Can you update the items from the first line through the line containing "mandatory-fields-note: Fields marked", replacing "Personal Information" with "Contact Details" and leaving everything else unchanged?

Data entries>

▬▬▬▬▬▬

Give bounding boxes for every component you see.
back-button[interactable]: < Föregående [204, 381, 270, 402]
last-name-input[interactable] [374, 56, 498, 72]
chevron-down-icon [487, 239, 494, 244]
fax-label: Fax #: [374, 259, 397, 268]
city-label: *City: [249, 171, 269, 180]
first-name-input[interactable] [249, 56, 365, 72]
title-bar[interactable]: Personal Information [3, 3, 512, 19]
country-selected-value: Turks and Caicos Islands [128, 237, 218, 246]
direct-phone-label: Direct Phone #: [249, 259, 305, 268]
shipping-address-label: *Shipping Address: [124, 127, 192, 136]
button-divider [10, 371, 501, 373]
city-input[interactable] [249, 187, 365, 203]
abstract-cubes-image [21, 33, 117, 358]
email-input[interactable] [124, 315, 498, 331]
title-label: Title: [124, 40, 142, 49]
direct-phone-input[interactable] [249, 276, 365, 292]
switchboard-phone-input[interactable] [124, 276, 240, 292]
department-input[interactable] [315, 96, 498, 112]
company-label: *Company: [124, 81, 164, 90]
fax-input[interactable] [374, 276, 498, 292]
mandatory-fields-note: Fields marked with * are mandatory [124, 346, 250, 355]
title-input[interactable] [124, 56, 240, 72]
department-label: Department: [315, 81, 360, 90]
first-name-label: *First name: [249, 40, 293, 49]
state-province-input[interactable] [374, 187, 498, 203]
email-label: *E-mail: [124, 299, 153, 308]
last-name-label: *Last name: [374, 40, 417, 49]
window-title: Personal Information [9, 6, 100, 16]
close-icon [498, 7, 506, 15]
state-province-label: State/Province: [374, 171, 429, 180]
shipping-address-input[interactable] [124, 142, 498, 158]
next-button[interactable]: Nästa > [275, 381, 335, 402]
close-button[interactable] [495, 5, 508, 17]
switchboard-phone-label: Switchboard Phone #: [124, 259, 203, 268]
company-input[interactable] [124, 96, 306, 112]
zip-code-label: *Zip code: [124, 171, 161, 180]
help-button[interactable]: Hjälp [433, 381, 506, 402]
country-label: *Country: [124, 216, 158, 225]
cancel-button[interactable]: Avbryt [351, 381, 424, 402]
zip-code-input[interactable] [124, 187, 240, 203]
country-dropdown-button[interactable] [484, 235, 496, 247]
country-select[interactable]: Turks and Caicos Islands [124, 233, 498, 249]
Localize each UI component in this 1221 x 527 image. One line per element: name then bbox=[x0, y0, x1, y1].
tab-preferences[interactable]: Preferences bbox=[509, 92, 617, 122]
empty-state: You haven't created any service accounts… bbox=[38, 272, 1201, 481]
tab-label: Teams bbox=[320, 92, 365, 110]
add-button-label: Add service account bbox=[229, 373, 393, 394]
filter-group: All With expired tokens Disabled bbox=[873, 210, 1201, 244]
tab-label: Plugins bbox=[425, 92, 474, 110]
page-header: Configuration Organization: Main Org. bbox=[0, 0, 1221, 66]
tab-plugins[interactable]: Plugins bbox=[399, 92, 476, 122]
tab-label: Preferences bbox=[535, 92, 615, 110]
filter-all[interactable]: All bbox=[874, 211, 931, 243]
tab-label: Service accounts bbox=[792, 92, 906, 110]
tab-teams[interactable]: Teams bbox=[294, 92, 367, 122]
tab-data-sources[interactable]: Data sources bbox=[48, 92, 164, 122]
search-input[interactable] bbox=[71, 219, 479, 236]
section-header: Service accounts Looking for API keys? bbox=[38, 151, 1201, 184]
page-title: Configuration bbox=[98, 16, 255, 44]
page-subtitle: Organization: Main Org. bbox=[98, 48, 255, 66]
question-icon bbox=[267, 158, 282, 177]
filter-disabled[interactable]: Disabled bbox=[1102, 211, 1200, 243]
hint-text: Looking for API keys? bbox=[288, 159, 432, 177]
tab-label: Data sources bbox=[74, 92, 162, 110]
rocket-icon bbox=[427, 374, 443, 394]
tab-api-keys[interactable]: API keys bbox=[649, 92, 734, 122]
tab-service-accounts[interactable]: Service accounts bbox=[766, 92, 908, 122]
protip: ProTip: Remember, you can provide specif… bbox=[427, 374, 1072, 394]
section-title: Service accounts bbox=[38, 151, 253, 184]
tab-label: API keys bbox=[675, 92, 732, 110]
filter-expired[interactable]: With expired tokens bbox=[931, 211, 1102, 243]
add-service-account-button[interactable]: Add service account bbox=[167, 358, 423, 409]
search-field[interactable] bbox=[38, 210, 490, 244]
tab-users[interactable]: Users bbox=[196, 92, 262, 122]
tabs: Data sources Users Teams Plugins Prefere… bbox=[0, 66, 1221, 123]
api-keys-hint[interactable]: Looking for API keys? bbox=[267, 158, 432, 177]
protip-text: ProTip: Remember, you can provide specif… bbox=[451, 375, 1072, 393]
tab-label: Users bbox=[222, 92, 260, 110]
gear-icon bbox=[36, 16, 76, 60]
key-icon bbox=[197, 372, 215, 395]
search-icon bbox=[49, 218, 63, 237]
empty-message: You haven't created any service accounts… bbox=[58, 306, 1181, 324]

▬▬▬▬▬▬

Answer below>
Give bounding boxes for every component you see.
back-button[interactable]: < Föregående [204, 381, 270, 402]
last-name-input[interactable] [374, 56, 498, 72]
chevron-down-icon [487, 239, 494, 244]
fax-label: Fax #: [374, 259, 397, 268]
city-label: *City: [249, 171, 269, 180]
first-name-input[interactable] [249, 56, 365, 72]
title-bar[interactable]: Contact Details [3, 3, 512, 19]
country-selected-value: Turks and Caicos Islands [128, 237, 218, 246]
direct-phone-label: Direct Phone #: [249, 259, 305, 268]
shipping-address-label: *Shipping Address: [124, 127, 192, 136]
button-divider [10, 371, 501, 373]
city-input[interactable] [249, 187, 365, 203]
abstract-cubes-image [21, 33, 117, 358]
email-input[interactable] [124, 315, 498, 331]
title-label: Title: [124, 40, 142, 49]
direct-phone-input[interactable] [249, 276, 365, 292]
switchboard-phone-input[interactable] [124, 276, 240, 292]
department-input[interactable] [315, 96, 498, 112]
company-label: *Company: [124, 81, 164, 90]
fax-input[interactable] [374, 276, 498, 292]
mandatory-fields-note: Fields marked with * are mandatory [124, 346, 250, 355]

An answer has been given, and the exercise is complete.